◆ **Problem to solve**: Give back the entire listing verbatim.

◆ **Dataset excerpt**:
=-=-=-=-=

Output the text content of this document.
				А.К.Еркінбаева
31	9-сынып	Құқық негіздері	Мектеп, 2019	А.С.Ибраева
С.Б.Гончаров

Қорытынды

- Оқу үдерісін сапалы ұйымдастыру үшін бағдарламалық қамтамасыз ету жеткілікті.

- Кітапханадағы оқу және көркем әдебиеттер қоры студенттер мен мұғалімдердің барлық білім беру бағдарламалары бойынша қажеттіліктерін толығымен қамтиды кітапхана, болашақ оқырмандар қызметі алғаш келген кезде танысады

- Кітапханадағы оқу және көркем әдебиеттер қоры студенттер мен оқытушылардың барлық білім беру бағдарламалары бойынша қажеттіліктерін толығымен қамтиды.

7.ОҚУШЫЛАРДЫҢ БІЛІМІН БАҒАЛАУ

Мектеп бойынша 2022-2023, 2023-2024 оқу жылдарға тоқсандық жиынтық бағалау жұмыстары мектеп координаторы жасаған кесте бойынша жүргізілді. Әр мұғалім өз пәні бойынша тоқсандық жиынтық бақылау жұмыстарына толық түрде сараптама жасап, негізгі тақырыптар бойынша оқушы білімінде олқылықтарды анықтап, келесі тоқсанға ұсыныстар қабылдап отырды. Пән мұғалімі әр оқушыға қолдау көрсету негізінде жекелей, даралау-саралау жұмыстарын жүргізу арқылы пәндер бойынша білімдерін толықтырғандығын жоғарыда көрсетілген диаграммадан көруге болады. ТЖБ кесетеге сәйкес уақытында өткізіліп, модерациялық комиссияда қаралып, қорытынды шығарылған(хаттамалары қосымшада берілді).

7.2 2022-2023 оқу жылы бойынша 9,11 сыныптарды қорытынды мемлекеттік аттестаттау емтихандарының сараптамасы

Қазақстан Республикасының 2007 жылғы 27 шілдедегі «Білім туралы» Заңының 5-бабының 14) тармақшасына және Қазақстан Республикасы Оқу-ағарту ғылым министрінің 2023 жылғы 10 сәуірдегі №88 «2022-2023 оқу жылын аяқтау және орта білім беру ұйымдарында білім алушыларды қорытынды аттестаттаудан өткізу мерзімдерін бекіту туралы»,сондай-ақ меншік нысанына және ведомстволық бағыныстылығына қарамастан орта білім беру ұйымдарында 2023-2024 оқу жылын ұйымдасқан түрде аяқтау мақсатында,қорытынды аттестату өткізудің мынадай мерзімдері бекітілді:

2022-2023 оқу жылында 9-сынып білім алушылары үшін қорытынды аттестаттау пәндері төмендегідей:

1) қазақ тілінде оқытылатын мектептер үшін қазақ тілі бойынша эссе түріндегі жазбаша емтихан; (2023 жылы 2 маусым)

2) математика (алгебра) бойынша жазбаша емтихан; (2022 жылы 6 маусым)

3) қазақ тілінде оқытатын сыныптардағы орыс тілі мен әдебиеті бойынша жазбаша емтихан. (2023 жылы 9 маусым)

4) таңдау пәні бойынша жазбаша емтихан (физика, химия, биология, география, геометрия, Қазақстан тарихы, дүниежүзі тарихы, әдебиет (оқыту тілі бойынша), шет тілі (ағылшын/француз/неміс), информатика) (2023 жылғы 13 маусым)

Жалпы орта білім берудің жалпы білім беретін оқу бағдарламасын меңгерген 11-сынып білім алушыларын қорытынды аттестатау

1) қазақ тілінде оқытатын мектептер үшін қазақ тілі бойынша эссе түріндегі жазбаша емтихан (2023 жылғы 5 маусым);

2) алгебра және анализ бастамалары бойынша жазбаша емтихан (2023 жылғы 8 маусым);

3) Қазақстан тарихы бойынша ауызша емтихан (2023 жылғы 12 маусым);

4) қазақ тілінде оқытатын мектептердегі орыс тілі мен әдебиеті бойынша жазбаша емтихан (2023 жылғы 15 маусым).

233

=-=-=-=-=

◆ **Response to this task**:
Output the text content of this document.
				А.К.Еркінбаева
31	9-сынып	Құқық негіздері	Мектеп, 2019	А.С.Ибраева
С.Б.Гончаров

Қорытынды

- Оқу үдерісін сапалы ұйымдастыру үшін бағдарламалық қамтамасыз ету жеткілікті.

- Кітапханадағы оқу және көркем әдебиеттер қоры студенттер мен мұғалімдердің барлық білім беру бағдарламалары бойынша қажеттіліктерін толығымен қамтиды кітапхана, болашақ оқырмандар қызметі алғаш келген кезде танысады

- Кітапханадағы оқу және көркем әдебиеттер қоры студенттер мен оқытушылардың барлық білім беру бағдарламалары бойынша қажеттіліктерін толығымен қамтиды.

7.ОҚУШЫЛАРДЫҢ БІЛІМІН БАҒАЛАУ

Мектеп бойынша 2022-2023, 2023-2024 оқу жылдарға тоқсандық жиынтық бағалау жұмыстары мектеп координаторы жасаған кесте бойынша жүргізілді. Әр мұғалім өз пәні бойынша тоқсандық жиынтық бақылау жұмыстарына толық түрде сараптама жасап, негізгі тақырыптар бойынша оқушы білімінде олқылықтарды анықтап, келесі тоқсанға ұсыныстар қабылдап отырды. Пән мұғалімі әр оқушыға қолдау көрсету негізінде жекелей, даралау-саралау жұмыстарын жүргізу арқылы пәндер бойынша білімдерін толықтырғандығын жоғарыда көрсетілген диаграммадан көруге болады. ТЖБ кесетеге сәйкес уақытында өткізіліп, модерациялық комиссияда қаралып, қорытынды шығарылған(хаттамалары қосымшада берілді).

7.2 2022-2023 оқу жылы бойынша 9,11 сыныптарды қорытынды мемлекеттік аттестаттау емтихандарының сараптамасы

Қазақстан Республикасының 2007 жылғы 27 шілдедегі «Білім туралы» Заңының 5-бабының 14) тармақшасына және Қазақстан Республикасы Оқу-ағарту ғылым министрінің 2023 жылғы 10 сәуірдегі №88 «2022-2023 оқу жылын аяқтау және орта білім беру ұйымдарында білім алушыларды қорытынды аттестаттаудан өткізу мерзімдерін бекіту туралы»,сондай-ақ меншік нысанына және ведомстволық бағыныстылығына қарамастан орта білім беру ұйымдарында 2023-2024 оқу жылын ұйымдасқан түрде аяқтау мақсатында,қорытынды аттестату өткізудің мынадай мерзімдері бекітілді:

2022-2023 оқу жылында 9-сынып білім алушылары үшін қорытынды аттестаттау пәндері төмендегідей:

1) қазақ тілінде оқытылатын мектептер үшін қазақ тілі бойынша эссе түріндегі жазбаша емтихан; (2023 жылы 2 маусым)

2) математика (алгебра) бойынша жазбаша емтихан; (2022 жылы 6 маусым)

3) қазақ тілінде оқытатын сыныптардағы орыс тілі мен әдебиеті бойынша жазбаша емтихан. (2023 жылы 9 маусым)

4) таңдау пәні бойынша жазбаша емтихан (физика, химия, биология, география, геометрия, Қазақстан тарихы, дүниежүзі тарихы, әдебиет (оқыту тілі бойынша), шет тілі (ағылшын/француз/неміс), информатика) (2023 жылғы 13 маусым)

Жалпы орта білім берудің жалпы білім беретін оқу бағдарламасын меңгерген 11-сынып білім алушыларын қорытынды аттестатау

1) қазақ тілінде оқытатын мектептер үшін қазақ тілі бойынша эссе түріндегі жазбаша емтихан (2023 жылғы 5 маусым);

2) алгебра және анализ бастамалары бойынша жазбаша емтихан (2023 жылғы 8 маусым);

3) Қазақстан тарихы бойынша ауызша емтихан (2023 жылғы 12 маусым);

4) қазақ тілінде оқытатын мектептердегі орыс тілі мен әдебиеті бойынша жазбаша емтихан (2023 жылғы 15 маусым).

233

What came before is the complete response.